EXCERPT TO READ:

Eclawnomy Part 2: The Anatomy of Agency (What’s Inside a Claw?)

To the ordinary person, an AI agent looks like magic. But magic is just technology with a high knowledge barrier. Today, we’re tearing down that barrier. Let’s dissect the "Claw" and see how the Eclawnomy actually functions at the unit level.
The 6-Layer Agentic Stack
If GPT-5.4 is the "Brain," then a Claw is the "Body." To move from a chatbot to an autonomous coworker, an agent needs more than just reasoning. They need a 6-layer stack.
1. Infrastructure
The underlying cloud environment (like the serverless AWS/SST stack) that provides the compute and networking required for autonomous action.
2. The Energy (Tokens)
Tokens are the fuel. Every thought has a price. We use a hierarchy of models (o1/Claude) to balance reasoning power with unit cost.
3. Skills
Pre-defined templates and logic blocks that an agent can "load" into its context to perform specific tasks like refactoring or testing.
4. MCP (The Ports)
Model Context Protocol is the universal port. It standardizes how models interact with your tools, GitHub, or Stripe without custom code.
5. Memory
Cognitive Tiering: Real-time session data, local context, and episodic memory from previous failures or successes.
6. Orchestration
The "Director" logic. Agentic Team Building—coordinating the Planner, the Coder, and the QA Auditor into a single reliable unit.
Why You Should Care
Understanding this stack is the first step to overcoming the Knowledge Barrier. You don't need to write the code for these layers—Frameworks like OpenClaw and ServerlessClaw do that for you.
But knowing how they work allows you to manage your agentic team with the same confidence you once managed a human department.

EXERCISE DETAILS: In the article on the anatomy of a Claw, which frameworks are named as writing the code for the stack's layers?

SUPPLIED MATERIAL:
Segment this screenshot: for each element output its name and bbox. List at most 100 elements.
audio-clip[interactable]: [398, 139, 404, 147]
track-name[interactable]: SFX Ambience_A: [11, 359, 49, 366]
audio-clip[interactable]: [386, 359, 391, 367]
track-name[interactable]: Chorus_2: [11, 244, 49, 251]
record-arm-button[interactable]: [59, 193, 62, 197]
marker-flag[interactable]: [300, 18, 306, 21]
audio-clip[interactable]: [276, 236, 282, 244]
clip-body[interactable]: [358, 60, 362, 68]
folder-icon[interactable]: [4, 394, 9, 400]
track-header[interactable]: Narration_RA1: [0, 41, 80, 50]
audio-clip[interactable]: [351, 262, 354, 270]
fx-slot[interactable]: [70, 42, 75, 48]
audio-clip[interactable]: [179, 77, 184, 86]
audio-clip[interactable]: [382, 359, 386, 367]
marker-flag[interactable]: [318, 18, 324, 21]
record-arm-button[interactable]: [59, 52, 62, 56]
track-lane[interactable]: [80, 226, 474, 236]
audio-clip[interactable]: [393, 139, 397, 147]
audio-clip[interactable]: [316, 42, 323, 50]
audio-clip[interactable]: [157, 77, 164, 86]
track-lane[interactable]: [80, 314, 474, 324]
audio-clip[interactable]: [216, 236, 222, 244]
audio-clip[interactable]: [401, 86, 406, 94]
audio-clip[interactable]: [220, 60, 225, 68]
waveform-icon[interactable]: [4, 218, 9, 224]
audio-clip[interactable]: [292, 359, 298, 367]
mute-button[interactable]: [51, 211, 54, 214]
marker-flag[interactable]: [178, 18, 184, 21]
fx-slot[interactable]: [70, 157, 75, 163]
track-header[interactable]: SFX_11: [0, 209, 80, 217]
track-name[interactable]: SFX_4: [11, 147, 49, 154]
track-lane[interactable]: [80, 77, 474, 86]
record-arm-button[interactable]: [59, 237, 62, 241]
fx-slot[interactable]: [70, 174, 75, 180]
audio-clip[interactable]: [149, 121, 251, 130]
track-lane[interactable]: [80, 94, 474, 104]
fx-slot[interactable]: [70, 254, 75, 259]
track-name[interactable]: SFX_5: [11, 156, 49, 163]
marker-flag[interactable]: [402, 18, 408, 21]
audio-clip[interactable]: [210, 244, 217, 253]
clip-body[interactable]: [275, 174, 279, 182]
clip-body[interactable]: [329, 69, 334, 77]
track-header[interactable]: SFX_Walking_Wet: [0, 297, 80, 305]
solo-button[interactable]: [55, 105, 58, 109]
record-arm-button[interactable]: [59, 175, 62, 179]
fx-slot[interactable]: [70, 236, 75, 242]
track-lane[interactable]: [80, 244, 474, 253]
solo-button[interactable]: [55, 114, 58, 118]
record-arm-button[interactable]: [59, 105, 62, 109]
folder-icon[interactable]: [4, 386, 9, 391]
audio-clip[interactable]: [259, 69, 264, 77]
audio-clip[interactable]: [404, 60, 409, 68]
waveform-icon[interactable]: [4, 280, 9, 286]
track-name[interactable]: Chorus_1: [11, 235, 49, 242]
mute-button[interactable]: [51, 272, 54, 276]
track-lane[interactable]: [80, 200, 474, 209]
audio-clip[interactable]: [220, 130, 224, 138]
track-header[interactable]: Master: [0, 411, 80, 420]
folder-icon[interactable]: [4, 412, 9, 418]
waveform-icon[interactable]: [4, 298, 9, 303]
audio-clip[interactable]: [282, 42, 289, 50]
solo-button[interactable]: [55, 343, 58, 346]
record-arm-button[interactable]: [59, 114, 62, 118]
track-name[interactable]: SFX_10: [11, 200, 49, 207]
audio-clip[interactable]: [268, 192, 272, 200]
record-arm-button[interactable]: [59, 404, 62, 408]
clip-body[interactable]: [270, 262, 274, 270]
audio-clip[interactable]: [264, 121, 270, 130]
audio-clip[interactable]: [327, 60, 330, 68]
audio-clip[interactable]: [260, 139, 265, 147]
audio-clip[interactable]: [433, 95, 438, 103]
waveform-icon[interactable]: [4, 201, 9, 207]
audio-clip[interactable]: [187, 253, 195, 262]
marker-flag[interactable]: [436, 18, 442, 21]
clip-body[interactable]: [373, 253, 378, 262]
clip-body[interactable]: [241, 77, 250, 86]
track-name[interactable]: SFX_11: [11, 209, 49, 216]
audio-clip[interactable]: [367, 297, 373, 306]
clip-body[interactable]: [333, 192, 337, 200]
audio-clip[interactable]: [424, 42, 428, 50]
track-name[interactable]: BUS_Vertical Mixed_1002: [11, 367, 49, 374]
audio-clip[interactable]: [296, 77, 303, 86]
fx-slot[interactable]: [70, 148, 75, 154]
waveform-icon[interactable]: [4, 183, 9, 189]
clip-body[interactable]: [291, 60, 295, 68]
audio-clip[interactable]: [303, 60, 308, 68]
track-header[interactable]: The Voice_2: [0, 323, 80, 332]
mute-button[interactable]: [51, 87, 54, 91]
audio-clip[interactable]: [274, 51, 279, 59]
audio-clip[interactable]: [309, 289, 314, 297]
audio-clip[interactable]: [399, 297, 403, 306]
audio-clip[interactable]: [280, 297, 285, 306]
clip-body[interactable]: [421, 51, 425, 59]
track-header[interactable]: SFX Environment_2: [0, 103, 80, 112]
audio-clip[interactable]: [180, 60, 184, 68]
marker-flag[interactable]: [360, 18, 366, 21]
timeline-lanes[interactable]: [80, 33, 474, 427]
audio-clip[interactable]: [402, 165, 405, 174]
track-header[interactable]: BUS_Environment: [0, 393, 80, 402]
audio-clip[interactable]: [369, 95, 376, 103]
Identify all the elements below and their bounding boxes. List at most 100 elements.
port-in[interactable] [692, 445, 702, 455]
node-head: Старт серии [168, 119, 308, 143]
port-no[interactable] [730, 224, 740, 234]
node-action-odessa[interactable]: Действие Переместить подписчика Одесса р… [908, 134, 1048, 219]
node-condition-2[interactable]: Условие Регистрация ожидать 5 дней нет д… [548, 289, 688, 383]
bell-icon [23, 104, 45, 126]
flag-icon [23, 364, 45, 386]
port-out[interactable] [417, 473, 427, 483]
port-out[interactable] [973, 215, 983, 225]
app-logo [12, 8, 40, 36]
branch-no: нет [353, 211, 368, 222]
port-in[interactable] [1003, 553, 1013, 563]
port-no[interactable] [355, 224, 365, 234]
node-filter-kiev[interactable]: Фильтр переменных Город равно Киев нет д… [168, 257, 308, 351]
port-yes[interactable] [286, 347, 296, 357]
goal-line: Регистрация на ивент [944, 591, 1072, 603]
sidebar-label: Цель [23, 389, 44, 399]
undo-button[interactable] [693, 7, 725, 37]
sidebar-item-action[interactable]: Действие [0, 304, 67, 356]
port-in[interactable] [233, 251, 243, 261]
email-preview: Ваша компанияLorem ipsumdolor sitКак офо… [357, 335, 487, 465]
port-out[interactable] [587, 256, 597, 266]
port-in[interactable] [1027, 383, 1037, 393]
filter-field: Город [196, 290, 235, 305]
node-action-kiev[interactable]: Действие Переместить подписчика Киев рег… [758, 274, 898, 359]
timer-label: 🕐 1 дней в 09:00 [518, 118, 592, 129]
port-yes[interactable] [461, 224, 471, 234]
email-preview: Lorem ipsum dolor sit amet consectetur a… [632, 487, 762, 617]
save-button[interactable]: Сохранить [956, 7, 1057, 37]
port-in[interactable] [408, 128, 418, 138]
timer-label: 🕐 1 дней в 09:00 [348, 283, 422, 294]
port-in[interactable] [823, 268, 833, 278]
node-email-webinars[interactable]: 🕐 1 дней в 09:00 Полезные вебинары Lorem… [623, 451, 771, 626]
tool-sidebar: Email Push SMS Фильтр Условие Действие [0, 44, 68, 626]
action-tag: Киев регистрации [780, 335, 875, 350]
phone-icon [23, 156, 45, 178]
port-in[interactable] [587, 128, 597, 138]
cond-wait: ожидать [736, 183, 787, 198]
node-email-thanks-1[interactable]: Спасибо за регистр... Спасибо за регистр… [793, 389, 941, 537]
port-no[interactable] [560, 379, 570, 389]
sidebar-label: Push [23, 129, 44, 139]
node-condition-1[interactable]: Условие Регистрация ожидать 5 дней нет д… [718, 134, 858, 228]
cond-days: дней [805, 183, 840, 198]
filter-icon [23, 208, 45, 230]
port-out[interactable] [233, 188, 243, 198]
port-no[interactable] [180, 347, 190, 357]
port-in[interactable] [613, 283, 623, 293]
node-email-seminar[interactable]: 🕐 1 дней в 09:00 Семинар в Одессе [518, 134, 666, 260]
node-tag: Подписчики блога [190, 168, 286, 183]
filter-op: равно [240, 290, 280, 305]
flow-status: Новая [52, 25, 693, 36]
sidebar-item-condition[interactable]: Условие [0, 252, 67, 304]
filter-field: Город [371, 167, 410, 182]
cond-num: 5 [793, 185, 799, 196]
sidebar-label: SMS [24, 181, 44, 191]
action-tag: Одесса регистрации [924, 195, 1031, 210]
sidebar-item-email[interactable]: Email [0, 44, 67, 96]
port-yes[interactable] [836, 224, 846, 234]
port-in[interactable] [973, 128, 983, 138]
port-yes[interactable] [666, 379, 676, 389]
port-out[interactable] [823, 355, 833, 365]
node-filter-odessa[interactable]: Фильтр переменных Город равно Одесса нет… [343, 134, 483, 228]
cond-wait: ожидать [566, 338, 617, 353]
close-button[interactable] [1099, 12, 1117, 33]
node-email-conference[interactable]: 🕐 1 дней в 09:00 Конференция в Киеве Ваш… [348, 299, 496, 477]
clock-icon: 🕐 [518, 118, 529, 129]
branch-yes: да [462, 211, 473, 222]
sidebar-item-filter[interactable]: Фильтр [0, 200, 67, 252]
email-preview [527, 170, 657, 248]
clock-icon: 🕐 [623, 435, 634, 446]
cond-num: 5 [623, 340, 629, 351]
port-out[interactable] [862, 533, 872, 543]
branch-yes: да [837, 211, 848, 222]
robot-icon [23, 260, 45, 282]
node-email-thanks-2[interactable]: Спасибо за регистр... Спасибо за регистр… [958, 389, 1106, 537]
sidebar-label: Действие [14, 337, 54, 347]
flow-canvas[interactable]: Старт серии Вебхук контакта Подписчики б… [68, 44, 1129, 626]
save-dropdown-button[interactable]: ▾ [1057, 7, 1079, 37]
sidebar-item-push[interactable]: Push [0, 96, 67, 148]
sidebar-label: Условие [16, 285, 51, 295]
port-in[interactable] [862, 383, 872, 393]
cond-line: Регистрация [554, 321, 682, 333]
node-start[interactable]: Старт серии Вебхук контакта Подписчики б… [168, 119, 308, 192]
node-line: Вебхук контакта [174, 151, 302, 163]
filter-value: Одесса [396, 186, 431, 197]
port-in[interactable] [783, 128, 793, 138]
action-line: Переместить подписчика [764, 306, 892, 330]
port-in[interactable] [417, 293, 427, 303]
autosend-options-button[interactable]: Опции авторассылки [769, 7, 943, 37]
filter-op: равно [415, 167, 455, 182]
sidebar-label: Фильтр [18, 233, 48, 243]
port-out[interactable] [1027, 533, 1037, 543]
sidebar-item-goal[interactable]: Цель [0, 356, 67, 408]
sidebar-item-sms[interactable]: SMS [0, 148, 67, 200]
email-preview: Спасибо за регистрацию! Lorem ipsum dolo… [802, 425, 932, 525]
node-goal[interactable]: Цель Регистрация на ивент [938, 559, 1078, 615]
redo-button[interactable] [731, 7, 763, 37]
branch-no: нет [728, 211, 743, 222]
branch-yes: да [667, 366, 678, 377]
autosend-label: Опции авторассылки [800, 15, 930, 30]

EXERCISE RESPONSE: OpenClaw and ServerlessClaw.